> **What you are asked to do**
Only the number is wanted: how many lines contain the word "Hiperboloide"?

> **Given records**
BEGIN

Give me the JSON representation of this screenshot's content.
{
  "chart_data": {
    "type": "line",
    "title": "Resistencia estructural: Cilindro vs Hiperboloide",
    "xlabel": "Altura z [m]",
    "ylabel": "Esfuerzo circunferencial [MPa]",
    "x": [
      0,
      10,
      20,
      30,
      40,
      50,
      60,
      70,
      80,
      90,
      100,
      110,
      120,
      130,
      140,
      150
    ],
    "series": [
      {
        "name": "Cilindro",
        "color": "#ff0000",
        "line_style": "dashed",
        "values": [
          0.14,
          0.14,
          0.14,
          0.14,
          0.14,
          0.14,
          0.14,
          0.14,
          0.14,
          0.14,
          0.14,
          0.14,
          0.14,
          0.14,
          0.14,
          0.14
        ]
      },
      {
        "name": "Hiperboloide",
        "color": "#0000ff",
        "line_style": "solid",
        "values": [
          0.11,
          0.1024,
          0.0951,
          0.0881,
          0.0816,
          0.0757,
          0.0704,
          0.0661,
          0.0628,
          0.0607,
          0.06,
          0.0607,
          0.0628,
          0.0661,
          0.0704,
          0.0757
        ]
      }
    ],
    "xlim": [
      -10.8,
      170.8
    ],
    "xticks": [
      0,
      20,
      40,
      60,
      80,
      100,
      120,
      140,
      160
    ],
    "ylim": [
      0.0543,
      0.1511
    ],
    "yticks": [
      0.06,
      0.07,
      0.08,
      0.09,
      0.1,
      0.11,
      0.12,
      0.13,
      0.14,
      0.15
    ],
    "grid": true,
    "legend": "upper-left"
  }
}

END

> **Response to this task**
2